-------- Material supplied
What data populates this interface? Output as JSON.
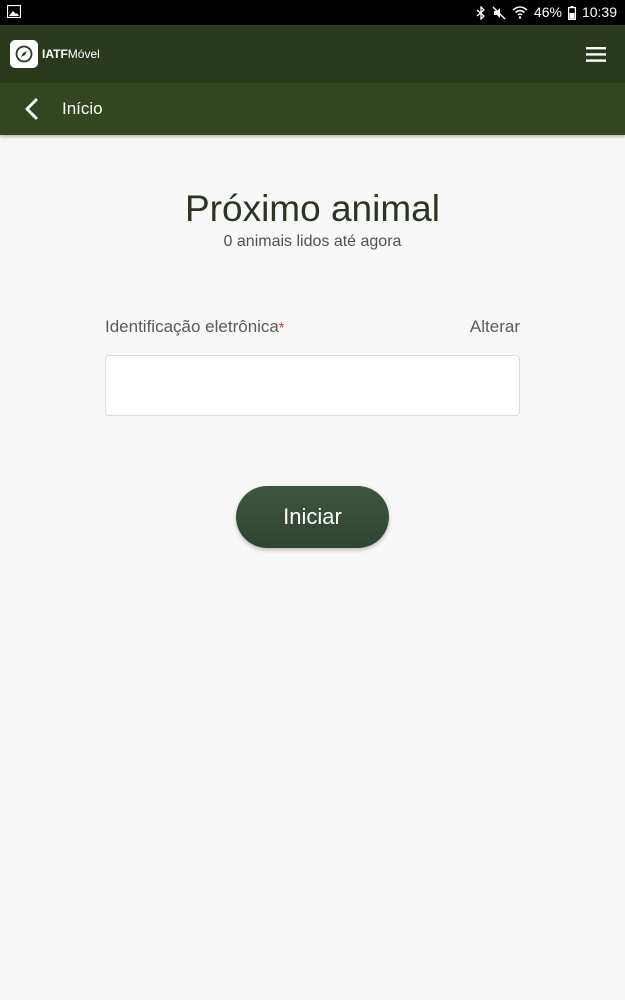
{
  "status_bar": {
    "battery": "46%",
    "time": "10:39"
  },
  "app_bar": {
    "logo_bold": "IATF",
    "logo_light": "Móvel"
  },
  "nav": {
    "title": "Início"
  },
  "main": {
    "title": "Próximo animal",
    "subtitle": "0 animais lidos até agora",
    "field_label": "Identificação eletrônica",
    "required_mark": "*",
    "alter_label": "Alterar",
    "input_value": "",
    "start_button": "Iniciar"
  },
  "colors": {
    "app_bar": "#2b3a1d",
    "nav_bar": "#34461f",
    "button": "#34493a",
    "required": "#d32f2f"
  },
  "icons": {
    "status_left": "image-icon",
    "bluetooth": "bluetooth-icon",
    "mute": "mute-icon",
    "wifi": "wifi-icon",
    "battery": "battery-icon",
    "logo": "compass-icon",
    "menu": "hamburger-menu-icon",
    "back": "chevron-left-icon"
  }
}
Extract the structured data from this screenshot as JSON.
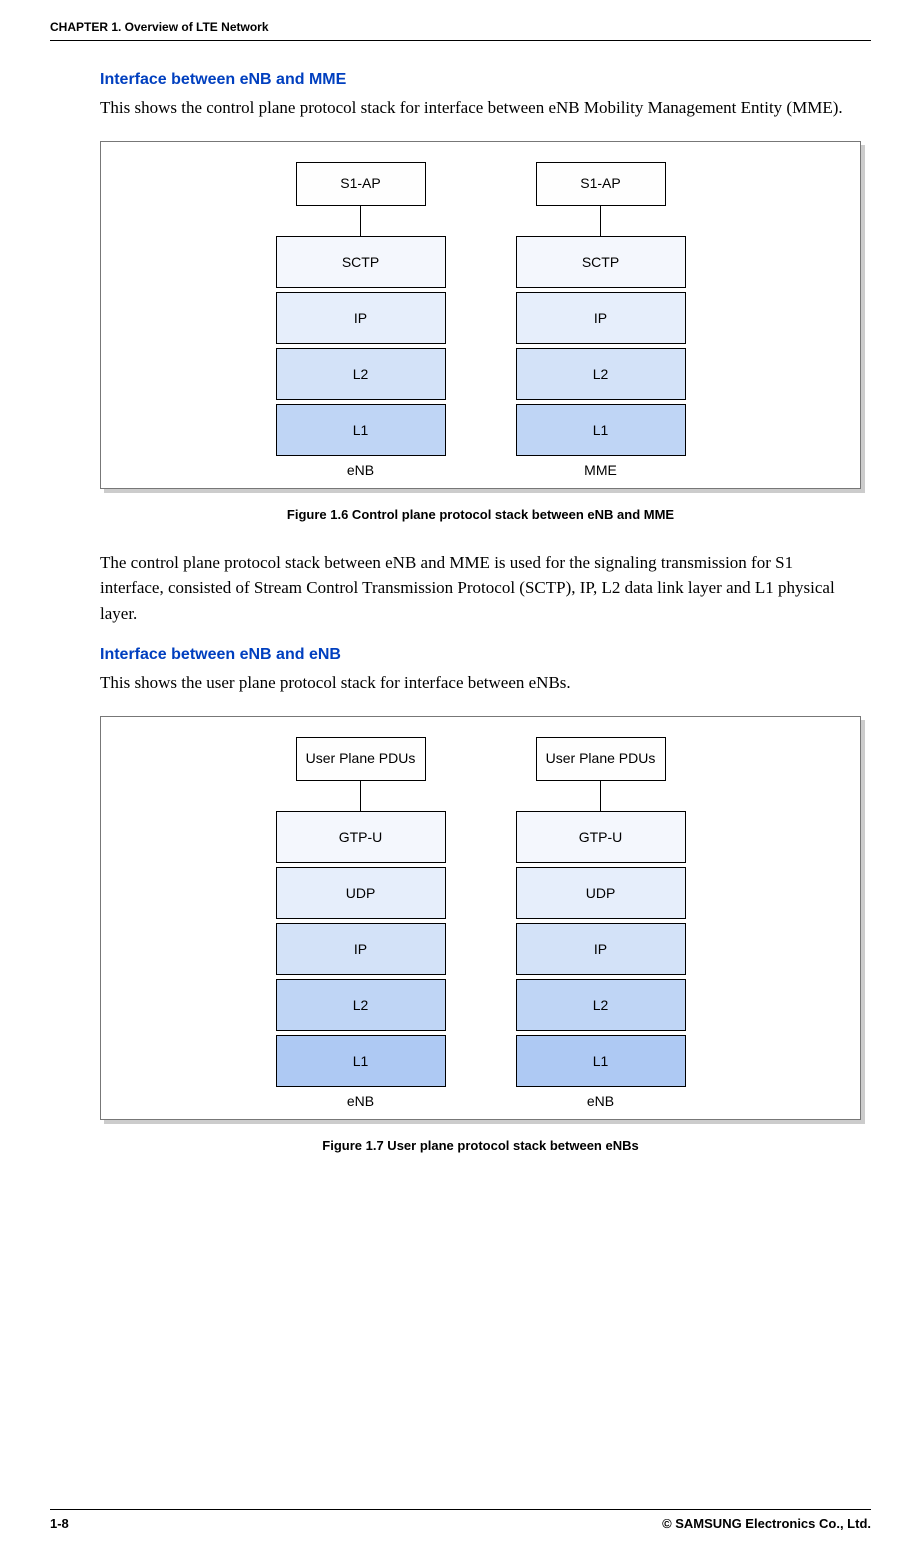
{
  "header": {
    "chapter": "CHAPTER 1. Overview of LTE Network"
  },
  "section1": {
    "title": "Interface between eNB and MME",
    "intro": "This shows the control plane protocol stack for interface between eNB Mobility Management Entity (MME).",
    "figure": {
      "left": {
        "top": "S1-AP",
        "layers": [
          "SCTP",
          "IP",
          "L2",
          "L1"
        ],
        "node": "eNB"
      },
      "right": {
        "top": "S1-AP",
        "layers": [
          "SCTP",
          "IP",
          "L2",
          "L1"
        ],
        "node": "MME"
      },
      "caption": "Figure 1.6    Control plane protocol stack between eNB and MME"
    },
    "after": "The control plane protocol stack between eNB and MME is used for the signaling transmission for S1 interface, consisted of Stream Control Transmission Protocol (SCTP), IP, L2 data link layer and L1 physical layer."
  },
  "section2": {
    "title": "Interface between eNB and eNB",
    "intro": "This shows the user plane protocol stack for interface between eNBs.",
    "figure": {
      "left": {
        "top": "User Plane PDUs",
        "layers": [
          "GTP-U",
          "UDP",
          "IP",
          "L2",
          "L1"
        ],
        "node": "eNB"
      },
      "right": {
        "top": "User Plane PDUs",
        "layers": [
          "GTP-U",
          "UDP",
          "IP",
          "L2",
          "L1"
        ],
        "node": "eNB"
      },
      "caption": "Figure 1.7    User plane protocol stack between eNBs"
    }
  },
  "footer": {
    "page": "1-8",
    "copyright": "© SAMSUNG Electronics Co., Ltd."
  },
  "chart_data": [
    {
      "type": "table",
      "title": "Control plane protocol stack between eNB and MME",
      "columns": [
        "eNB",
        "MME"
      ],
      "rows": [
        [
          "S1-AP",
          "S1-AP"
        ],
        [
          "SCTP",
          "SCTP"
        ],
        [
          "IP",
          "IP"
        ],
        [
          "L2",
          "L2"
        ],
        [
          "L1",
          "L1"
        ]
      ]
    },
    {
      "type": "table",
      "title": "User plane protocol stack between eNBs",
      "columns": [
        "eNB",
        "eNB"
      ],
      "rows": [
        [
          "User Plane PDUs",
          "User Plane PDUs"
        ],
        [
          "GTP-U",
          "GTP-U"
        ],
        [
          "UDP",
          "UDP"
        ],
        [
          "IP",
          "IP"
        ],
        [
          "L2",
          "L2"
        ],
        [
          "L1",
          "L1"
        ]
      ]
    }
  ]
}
----------------
:: Aim ::
Repeat the entries exactly. Pictures are excluded from the copy.

:: Solution below ::
What data populates this interface? Output as JSON.
{
  "status_bar": {
    "battery": "46%",
    "time": "10:39"
  },
  "app_bar": {
    "logo_bold": "IATF",
    "logo_light": "Móvel"
  },
  "nav": {
    "title": "Início"
  },
  "main": {
    "title": "Próximo animal",
    "subtitle": "0 animais lidos até agora",
    "field_label": "Identificação eletrônica",
    "required_mark": "*",
    "alter_label": "Alterar",
    "input_value": "",
    "start_button": "Iniciar"
  },
  "colors": {
    "app_bar": "#2b3a1d",
    "nav_bar": "#34461f",
    "button": "#34493a",
    "required": "#d32f2f"
  },
  "icons": {
    "status_left": "image-icon",
    "bluetooth": "bluetooth-icon",
    "mute": "mute-icon",
    "wifi": "wifi-icon",
    "battery": "battery-icon",
    "logo": "compass-icon",
    "menu": "hamburger-menu-icon",
    "back": "chevron-left-icon"
  }
}
Extract the structured data from this screenshot as JSON.
{
  "header": {
    "chapter": "CHAPTER 1. Overview of LTE Network"
  },
  "section1": {
    "title": "Interface between eNB and MME",
    "intro": "This shows the control plane protocol stack for interface between eNB Mobility Management Entity (MME).",
    "figure": {
      "left": {
        "top": "S1-AP",
        "layers": [
          "SCTP",
          "IP",
          "L2",
          "L1"
        ],
        "node": "eNB"
      },
      "right": {
        "top": "S1-AP",
        "layers": [
          "SCTP",
          "IP",
          "L2",
          "L1"
        ],
        "node": "MME"
      },
      "caption": "Figure 1.6    Control plane protocol stack between eNB and MME"
    },
    "after": "The control plane protocol stack between eNB and MME is used for the signaling transmission for S1 interface, consisted of Stream Control Transmission Protocol (SCTP), IP, L2 data link layer and L1 physical layer."
  },
  "section2": {
    "title": "Interface between eNB and eNB",
    "intro": "This shows the user plane protocol stack for interface between eNBs.",
    "figure": {
      "left": {
        "top": "User Plane PDUs",
        "layers": [
          "GTP-U",
          "UDP",
          "IP",
          "L2",
          "L1"
        ],
        "node": "eNB"
      },
      "right": {
        "top": "User Plane PDUs",
        "layers": [
          "GTP-U",
          "UDP",
          "IP",
          "L2",
          "L1"
        ],
        "node": "eNB"
      },
      "caption": "Figure 1.7    User plane protocol stack between eNBs"
    }
  },
  "footer": {
    "page": "1-8",
    "copyright": "© SAMSUNG Electronics Co., Ltd."
  },
  "chart_data": [
    {
      "type": "table",
      "title": "Control plane protocol stack between eNB and MME",
      "columns": [
        "eNB",
        "MME"
      ],
      "rows": [
        [
          "S1-AP",
          "S1-AP"
        ],
        [
          "SCTP",
          "SCTP"
        ],
        [
          "IP",
          "IP"
        ],
        [
          "L2",
          "L2"
        ],
        [
          "L1",
          "L1"
        ]
      ]
    },
    {
      "type": "table",
      "title": "User plane protocol stack between eNBs",
      "columns": [
        "eNB",
        "eNB"
      ],
      "rows": [
        [
          "User Plane PDUs",
          "User Plane PDUs"
        ],
        [
          "GTP-U",
          "GTP-U"
        ],
        [
          "UDP",
          "UDP"
        ],
        [
          "IP",
          "IP"
        ],
        [
          "L2",
          "L2"
        ],
        [
          "L1",
          "L1"
        ]
      ]
    }
  ]
}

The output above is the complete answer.